Exercise goal:
Below are some records; quote exactly the lines from the one that contains "Decode this image" through the one that contains "What's the underlying", inclusive, and no others.

★ ★ ★ ★ ★

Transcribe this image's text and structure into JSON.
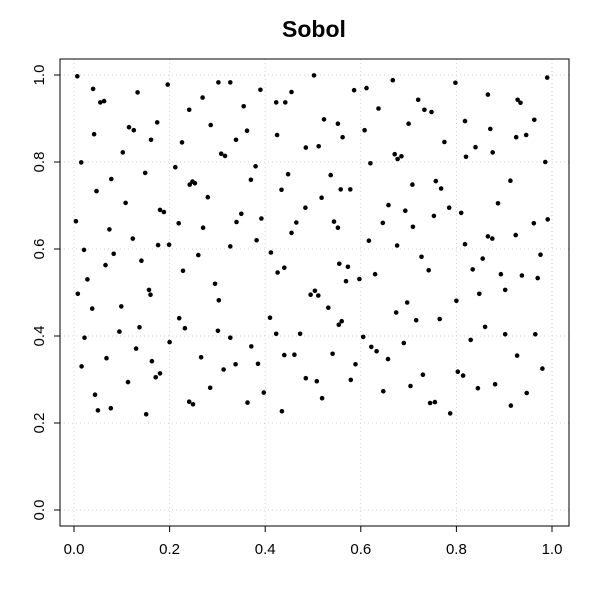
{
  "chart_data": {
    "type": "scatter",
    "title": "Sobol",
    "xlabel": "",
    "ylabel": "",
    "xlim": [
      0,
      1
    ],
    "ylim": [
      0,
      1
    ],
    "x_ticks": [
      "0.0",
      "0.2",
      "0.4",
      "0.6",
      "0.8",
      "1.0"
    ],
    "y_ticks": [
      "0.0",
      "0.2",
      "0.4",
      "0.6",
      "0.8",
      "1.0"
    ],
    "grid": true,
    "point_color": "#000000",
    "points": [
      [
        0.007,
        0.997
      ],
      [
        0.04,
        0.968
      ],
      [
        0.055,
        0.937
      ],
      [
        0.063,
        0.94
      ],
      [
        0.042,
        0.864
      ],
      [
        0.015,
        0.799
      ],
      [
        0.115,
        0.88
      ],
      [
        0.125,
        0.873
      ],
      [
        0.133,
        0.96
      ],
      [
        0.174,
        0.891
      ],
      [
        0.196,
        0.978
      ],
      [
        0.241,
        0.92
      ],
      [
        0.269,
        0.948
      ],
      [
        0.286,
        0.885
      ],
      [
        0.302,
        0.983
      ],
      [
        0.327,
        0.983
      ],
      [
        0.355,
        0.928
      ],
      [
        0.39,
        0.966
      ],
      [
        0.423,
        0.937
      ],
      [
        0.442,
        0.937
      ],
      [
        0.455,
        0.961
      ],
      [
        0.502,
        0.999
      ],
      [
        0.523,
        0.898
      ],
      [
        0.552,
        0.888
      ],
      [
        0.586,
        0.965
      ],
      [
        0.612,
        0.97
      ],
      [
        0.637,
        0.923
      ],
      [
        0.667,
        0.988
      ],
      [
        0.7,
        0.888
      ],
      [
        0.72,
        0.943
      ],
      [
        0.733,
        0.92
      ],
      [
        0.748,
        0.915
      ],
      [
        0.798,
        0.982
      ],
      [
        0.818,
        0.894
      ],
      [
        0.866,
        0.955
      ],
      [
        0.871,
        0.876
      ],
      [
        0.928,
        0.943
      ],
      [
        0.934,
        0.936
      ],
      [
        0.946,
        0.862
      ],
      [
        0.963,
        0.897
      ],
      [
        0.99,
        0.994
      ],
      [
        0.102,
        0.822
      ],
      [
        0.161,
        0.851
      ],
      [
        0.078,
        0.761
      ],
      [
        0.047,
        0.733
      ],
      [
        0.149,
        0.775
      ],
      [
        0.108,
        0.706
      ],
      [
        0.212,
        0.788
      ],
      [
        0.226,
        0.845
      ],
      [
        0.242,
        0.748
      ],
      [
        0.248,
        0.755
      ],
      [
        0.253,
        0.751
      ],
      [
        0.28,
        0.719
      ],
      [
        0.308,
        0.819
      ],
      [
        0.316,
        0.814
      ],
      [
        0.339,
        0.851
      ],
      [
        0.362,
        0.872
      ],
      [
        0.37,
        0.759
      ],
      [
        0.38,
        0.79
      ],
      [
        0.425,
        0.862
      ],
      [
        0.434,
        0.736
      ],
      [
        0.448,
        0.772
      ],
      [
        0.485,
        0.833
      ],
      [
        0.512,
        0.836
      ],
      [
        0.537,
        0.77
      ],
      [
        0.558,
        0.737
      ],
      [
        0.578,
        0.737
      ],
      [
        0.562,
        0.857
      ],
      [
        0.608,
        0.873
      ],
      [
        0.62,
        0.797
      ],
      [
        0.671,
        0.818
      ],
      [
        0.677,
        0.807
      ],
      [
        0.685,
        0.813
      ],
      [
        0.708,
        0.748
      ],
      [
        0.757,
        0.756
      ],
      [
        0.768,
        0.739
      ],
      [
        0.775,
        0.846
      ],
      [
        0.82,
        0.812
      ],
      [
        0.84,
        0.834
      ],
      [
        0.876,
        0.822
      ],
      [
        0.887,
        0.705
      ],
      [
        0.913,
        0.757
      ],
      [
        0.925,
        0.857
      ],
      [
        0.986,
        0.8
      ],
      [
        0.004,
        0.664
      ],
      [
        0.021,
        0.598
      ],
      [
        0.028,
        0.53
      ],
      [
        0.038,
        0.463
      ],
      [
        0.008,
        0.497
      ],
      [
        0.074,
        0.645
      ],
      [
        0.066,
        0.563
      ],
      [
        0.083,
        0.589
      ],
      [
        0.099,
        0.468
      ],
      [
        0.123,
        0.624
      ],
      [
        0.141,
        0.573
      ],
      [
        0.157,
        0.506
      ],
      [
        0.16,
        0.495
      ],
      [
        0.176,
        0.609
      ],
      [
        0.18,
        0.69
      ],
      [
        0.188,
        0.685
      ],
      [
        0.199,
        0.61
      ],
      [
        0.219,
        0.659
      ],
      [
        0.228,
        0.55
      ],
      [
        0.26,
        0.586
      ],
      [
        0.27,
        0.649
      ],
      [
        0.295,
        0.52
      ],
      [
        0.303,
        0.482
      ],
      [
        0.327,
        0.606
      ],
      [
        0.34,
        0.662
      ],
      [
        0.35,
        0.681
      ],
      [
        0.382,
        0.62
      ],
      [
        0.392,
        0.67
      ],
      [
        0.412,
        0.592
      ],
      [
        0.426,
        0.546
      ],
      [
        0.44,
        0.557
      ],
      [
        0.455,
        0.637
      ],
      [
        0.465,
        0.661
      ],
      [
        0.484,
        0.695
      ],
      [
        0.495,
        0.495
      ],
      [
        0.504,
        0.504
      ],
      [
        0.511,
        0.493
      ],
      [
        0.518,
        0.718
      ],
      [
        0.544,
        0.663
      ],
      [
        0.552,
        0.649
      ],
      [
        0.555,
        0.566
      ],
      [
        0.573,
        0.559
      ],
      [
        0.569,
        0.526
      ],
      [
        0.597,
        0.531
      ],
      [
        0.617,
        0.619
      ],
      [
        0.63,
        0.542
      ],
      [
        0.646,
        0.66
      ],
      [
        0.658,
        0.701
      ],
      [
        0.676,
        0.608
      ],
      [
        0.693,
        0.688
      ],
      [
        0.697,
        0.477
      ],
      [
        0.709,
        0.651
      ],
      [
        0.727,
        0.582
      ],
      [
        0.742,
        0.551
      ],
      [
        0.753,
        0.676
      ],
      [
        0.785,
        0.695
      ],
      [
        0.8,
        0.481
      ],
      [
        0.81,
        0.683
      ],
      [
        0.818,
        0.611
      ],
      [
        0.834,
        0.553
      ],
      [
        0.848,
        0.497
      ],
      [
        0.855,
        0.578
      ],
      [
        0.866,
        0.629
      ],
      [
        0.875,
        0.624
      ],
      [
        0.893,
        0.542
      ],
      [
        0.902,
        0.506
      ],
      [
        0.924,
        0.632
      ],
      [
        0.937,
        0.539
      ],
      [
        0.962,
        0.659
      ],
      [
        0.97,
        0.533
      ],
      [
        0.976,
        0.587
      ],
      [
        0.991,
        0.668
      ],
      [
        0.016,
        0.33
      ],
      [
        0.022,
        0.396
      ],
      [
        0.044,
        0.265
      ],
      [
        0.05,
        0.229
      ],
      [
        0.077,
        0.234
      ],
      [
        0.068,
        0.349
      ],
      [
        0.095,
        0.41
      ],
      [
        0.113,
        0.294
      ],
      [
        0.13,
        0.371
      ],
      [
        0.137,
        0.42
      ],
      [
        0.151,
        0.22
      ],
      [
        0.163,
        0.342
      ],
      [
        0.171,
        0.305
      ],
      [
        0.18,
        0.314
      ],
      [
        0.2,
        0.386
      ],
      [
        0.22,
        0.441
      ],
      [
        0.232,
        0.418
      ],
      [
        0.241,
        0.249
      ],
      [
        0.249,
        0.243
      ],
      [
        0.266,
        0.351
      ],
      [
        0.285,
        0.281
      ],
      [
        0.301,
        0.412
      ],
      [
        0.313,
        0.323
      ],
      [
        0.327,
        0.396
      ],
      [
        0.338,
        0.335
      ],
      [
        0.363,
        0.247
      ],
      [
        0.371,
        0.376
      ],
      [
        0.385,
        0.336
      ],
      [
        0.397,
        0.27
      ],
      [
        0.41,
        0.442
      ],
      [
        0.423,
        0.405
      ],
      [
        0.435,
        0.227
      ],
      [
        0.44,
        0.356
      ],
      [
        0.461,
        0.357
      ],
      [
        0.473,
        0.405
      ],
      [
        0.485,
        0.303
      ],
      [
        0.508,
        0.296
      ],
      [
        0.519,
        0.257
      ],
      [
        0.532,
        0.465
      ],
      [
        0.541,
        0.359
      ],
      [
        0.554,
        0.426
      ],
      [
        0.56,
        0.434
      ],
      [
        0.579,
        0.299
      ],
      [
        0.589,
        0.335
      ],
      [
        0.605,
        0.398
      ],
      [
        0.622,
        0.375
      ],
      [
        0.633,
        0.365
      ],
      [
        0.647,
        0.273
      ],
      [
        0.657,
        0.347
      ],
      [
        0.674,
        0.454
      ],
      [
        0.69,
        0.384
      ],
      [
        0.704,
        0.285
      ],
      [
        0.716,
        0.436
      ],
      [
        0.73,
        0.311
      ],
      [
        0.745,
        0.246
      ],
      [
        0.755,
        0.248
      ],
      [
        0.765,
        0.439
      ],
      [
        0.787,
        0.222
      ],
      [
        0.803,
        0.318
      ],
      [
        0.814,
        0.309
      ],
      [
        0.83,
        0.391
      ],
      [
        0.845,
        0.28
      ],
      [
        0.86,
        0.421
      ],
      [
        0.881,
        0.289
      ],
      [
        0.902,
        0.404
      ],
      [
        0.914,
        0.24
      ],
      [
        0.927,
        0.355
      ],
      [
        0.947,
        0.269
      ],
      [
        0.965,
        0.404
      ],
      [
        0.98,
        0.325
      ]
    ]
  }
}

★ ★ ★ ★ ★

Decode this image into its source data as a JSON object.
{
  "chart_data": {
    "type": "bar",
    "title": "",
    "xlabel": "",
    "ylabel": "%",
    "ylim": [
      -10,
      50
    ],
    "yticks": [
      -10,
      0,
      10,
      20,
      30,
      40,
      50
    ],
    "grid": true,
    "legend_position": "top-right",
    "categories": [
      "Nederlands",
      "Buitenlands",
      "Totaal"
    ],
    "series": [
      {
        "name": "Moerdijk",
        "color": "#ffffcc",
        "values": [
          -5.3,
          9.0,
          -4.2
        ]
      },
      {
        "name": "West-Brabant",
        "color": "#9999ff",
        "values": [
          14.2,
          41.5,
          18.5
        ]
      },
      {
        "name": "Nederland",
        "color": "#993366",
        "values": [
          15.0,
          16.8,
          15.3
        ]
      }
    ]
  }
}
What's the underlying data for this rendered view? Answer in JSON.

★ ★ ★ ★ ★

Solution to this exercise:
Decode this image into its source data as a JSON object.
{
  "chart_data": {
    "type": "bar",
    "title": "",
    "xlabel": "",
    "ylabel": "%",
    "ylim": [
      -10,
      50
    ],
    "yticks": [
      -10,
      0,
      10,
      20,
      30,
      40,
      50
    ],
    "grid": true,
    "legend_position": "top-right",
    "categories": [
      "Nederlands",
      "Buitenlands",
      "Totaal"
    ],
    "series": [
      {
        "name": "Moerdijk",
        "color": "#ffffcc",
        "values": [
          -5.3,
          9.0,
          -4.2
        ]
      },
      {
        "name": "West-Brabant",
        "color": "#9999ff",
        "values": [
          14.2,
          41.5,
          18.5
        ]
      },
      {
        "name": "Nederland",
        "color": "#993366",
        "values": [
          15.0,
          16.8,
          15.3
        ]
      }
    ]
  }
}
What's the underlying data for this rendered view? Answer in JSON.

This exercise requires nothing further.